(Data excerpts)
** begin **
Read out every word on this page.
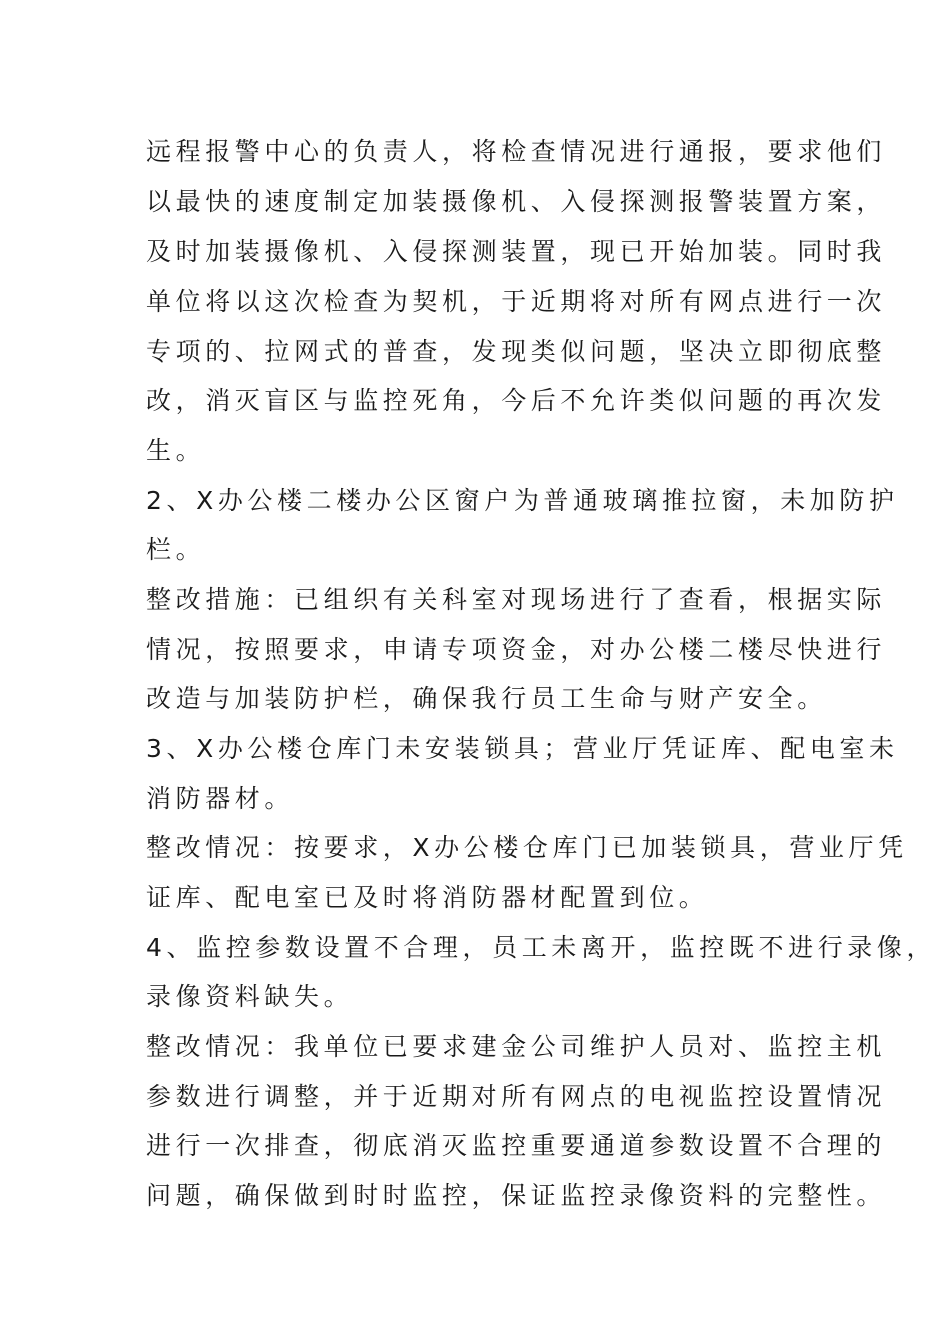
远程报警中心的负责人，将检查情况进行通报，要求他们
以最快的速度制定加装摄像机、入侵探测报警装置方案，
及时加装摄像机、入侵探测装置，现已开始加装。同时我
单位将以这次检查为契机，于近期将对所有网点进行一次
专项的、拉网式的普查，发现类似问题，坚决立即彻底整
改，消灭盲区与监控死角，今后不允许类似问题的再次发
生。
2、X办公楼二楼办公区窗户为普通玻璃推拉窗，未加防护
栏。
整改措施：已组织有关科室对现场进行了查看，根据实际
情况，按照要求，申请专项资金，对办公楼二楼尽快进行
改造与加装防护栏，确保我行员工生命与财产安全。
3、X办公楼仓库门未安装锁具；营业厅凭证库、配电室未
消防器材。
整改情况：按要求，X办公楼仓库门已加装锁具，营业厅凭
证库、配电室已及时将消防器材配置到位。
4、监控参数设置不合理，员工未离开，监控既不进行录像，
录像资料缺失。
整改情况：我单位已要求建金公司维护人员对、监控主机
参数进行调整，并于近期对所有网点的电视监控设置情况
进行一次排查，彻底消灭监控重要通道参数设置不合理的
问题，确保做到时时监控，保证监控录像资料的完整性。
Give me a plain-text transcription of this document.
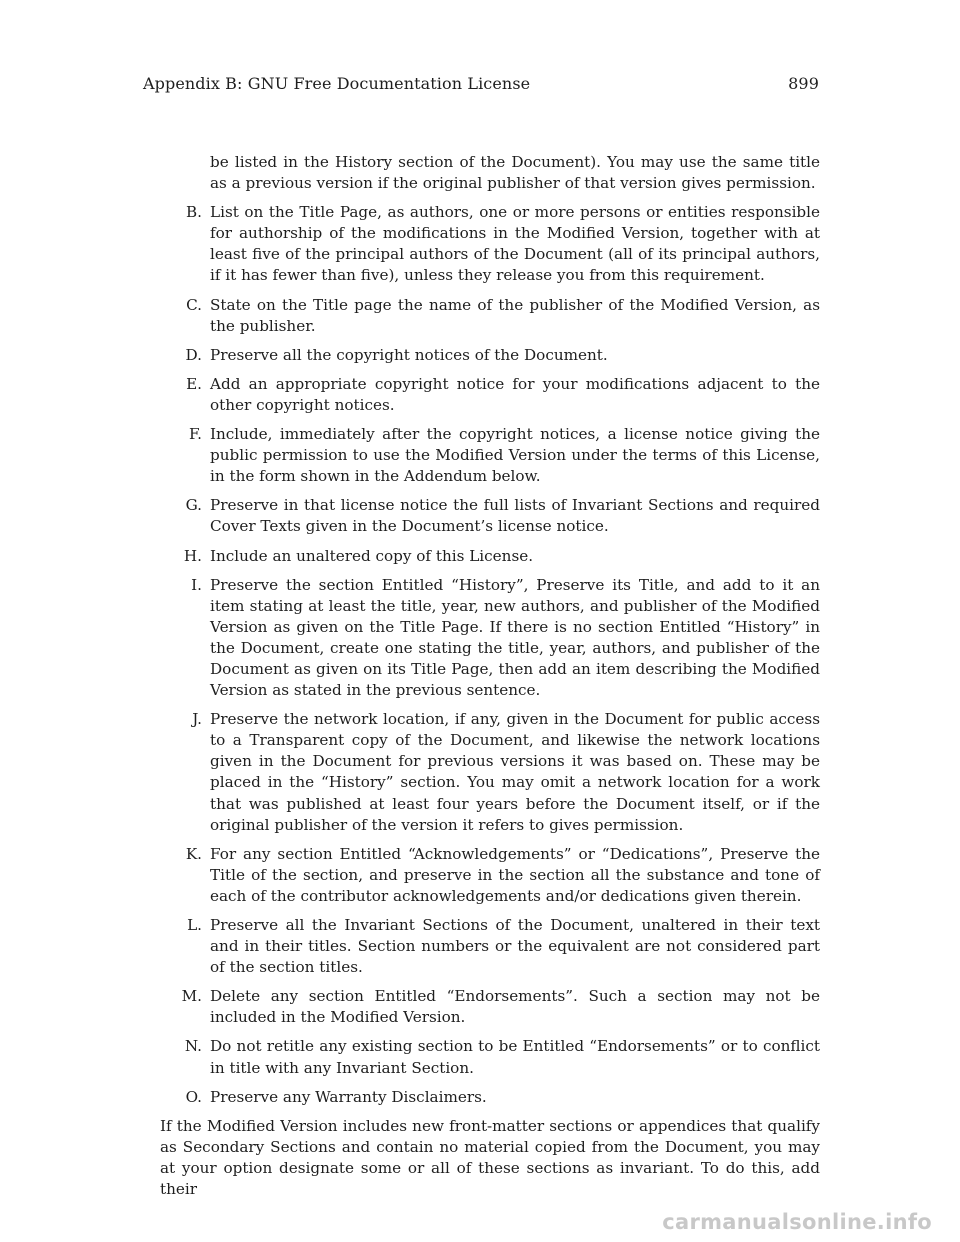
Appendix B: GNU Free Documentation License	899

be listed in the History section of the Document). You may use the same title as a previous version if the original publisher of that version gives permission.

B. List on the Title Page, as authors, one or more persons or entities responsible for authorship of the modifications in the Modified Version, together with at least five of the principal authors of the Document (all of its principal authors, if it has fewer than five), unless they release you from this requirement.
C. State on the Title page the name of the publisher of the Modified Version, as the publisher.
D. Preserve all the copyright notices of the Document.
E. Add an appropriate copyright notice for your modifications adjacent to the other copyright notices.
F. Include, immediately after the copyright notices, a license notice giving the public permission to use the Modified Version under the terms of this License, in the form shown in the Addendum below.
G. Preserve in that license notice the full lists of Invariant Sections and required Cover Texts given in the Document’s license notice.
H. Include an unaltered copy of this License.
I. Preserve the section Entitled “History”, Preserve its Title, and add to it an item stating at least the title, year, new authors, and publisher of the Modified Version as given on the Title Page. If there is no section Entitled “History” in the Document, create one stating the title, year, authors, and publisher of the Document as given on its Title Page, then add an item describing the Modified Version as stated in the previous sentence.
J. Preserve the network location, if any, given in the Document for public access to a Transparent copy of the Document, and likewise the network locations given in the Document for previous versions it was based on. These may be placed in the “History” section. You may omit a network location for a work that was published at least four years before the Document itself, or if the original publisher of the version it refers to gives permission.
K. For any section Entitled “Acknowledgements” or “Dedications”, Preserve the Title of the section, and preserve in the section all the substance and tone of each of the contributor acknowledgements and/or dedications given therein.
L. Preserve all the Invariant Sections of the Document, unaltered in their text and in their titles. Section numbers or the equivalent are not considered part of the section titles.
M. Delete any section Entitled “Endorsements”. Such a section may not be included in the Modified Version.
N. Do not retitle any existing section to be Entitled “Endorsements” or to conflict in title with any Invariant Section.
O. Preserve any Warranty Disclaimers.

If the Modified Version includes new front-matter sections or appendices that qualify as Secondary Sections and contain no material copied from the Document, you may at your option designate some or all of these sections as invariant. To do this, add their

carmanualsonline.info
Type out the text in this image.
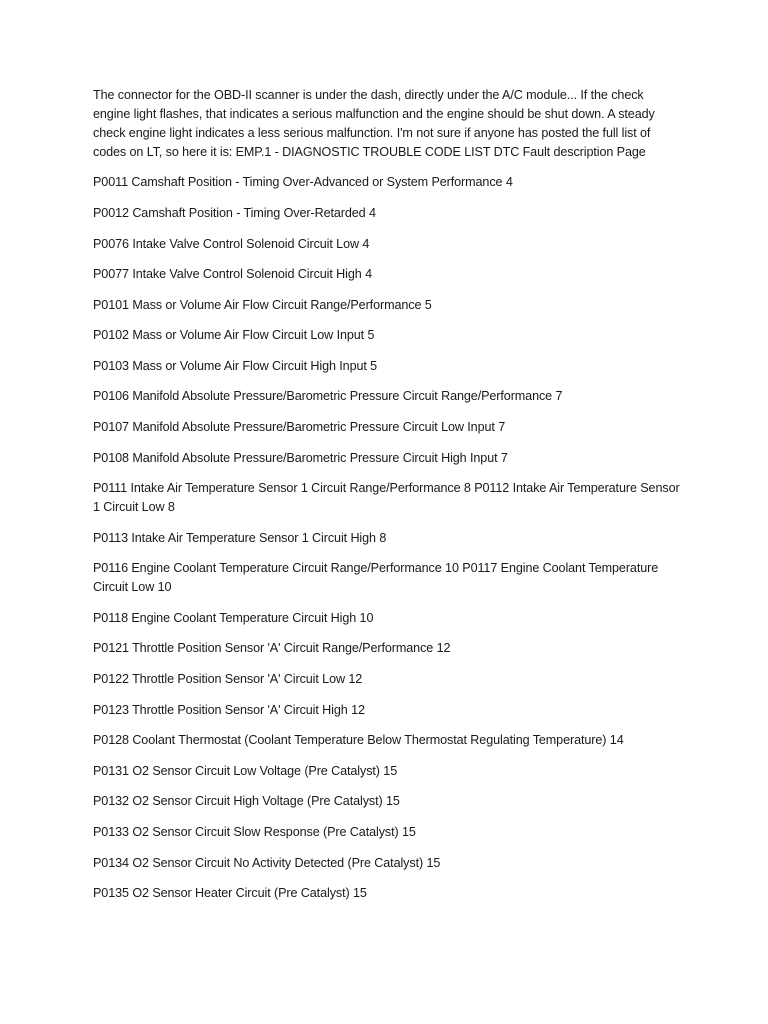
The connector for the OBD-II scanner is under the dash, directly under the A/C module... If the check engine light flashes, that indicates a serious malfunction and the engine should be shut down. A steady check engine light indicates a less serious malfunction. I'm not sure if anyone has posted the full list of codes on LT, so here it is: EMP.1 - DIAGNOSTIC TROUBLE CODE LIST DTC Fault description Page

P0011 Camshaft Position - Timing Over-Advanced or System Performance 4
P0012 Camshaft Position - Timing Over-Retarded 4
P0076 Intake Valve Control Solenoid Circuit Low 4
P0077 Intake Valve Control Solenoid Circuit High 4
P0101 Mass or Volume Air Flow Circuit Range/Performance 5
P0102 Mass or Volume Air Flow Circuit Low Input 5
P0103 Mass or Volume Air Flow Circuit High Input 5
P0106 Manifold Absolute Pressure/Barometric Pressure Circuit Range/Performance 7
P0107 Manifold Absolute Pressure/Barometric Pressure Circuit Low Input 7
P0108 Manifold Absolute Pressure/Barometric Pressure Circuit High Input 7
P0111 Intake Air Temperature Sensor 1 Circuit Range/Performance 8 P0112 Intake Air Temperature Sensor 1 Circuit Low 8
P0113 Intake Air Temperature Sensor 1 Circuit High 8
P0116 Engine Coolant Temperature Circuit Range/Performance 10 P0117 Engine Coolant Temperature Circuit Low 10
P0118 Engine Coolant Temperature Circuit High 10
P0121 Throttle Position Sensor 'A' Circuit Range/Performance 12
P0122 Throttle Position Sensor 'A' Circuit Low 12
P0123 Throttle Position Sensor 'A' Circuit High 12
P0128 Coolant Thermostat (Coolant Temperature Below Thermostat Regulating Temperature) 14
P0131 O2 Sensor Circuit Low Voltage (Pre Catalyst) 15
P0132 O2 Sensor Circuit High Voltage (Pre Catalyst) 15
P0133 O2 Sensor Circuit Slow Response (Pre Catalyst) 15
P0134 O2 Sensor Circuit No Activity Detected (Pre Catalyst) 15
P0135 O2 Sensor Heater Circuit (Pre Catalyst) 15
** end **
**Request**:
From the listing above, collect each line in which the string "Timing" appears.

**Output below**:
P0011 Camshaft Position - Timing Over-Advanced or System Performance 4
P0012 Camshaft Position - Timing Over-Retarded 4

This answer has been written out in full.